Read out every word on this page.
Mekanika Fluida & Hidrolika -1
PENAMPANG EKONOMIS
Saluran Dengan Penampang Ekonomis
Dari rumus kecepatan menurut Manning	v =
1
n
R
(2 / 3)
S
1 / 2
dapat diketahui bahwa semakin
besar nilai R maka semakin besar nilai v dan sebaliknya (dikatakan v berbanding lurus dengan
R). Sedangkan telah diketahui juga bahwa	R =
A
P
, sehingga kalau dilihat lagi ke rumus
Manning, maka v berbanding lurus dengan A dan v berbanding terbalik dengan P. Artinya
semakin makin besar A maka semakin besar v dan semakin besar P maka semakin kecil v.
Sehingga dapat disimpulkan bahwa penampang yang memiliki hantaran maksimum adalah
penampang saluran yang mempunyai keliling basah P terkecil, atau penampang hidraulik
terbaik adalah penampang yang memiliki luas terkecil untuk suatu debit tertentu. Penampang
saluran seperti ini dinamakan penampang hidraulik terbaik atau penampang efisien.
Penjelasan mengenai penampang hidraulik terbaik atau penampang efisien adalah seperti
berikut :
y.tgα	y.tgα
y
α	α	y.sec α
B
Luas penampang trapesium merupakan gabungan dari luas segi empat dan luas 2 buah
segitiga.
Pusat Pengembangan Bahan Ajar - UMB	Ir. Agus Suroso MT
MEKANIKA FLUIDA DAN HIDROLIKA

**Job:** Output the full listing exactly as it stands.

**Right answer:**
Read out every word on this page.
Mekanika Fluida & Hidrolika -1
PENAMPANG EKONOMIS
Saluran Dengan Penampang Ekonomis
Dari rumus kecepatan menurut Manning	v =
1
n
R
(2 / 3)
S
1 / 2
dapat diketahui bahwa semakin
besar nilai R maka semakin besar nilai v dan sebaliknya (dikatakan v berbanding lurus dengan
R). Sedangkan telah diketahui juga bahwa	R =
A
P
, sehingga kalau dilihat lagi ke rumus
Manning, maka v berbanding lurus dengan A dan v berbanding terbalik dengan P. Artinya
semakin makin besar A maka semakin besar v dan semakin besar P maka semakin kecil v.
Sehingga dapat disimpulkan bahwa penampang yang memiliki hantaran maksimum adalah
penampang saluran yang mempunyai keliling basah P terkecil, atau penampang hidraulik
terbaik adalah penampang yang memiliki luas terkecil untuk suatu debit tertentu. Penampang
saluran seperti ini dinamakan penampang hidraulik terbaik atau penampang efisien.
Penjelasan mengenai penampang hidraulik terbaik atau penampang efisien adalah seperti
berikut :
y.tgα	y.tgα
y
α	α	y.sec α
B
Luas penampang trapesium merupakan gabungan dari luas segi empat dan luas 2 buah
segitiga.
Pusat Pengembangan Bahan Ajar - UMB	Ir. Agus Suroso MT
MEKANIKA FLUIDA DAN HIDROLIKA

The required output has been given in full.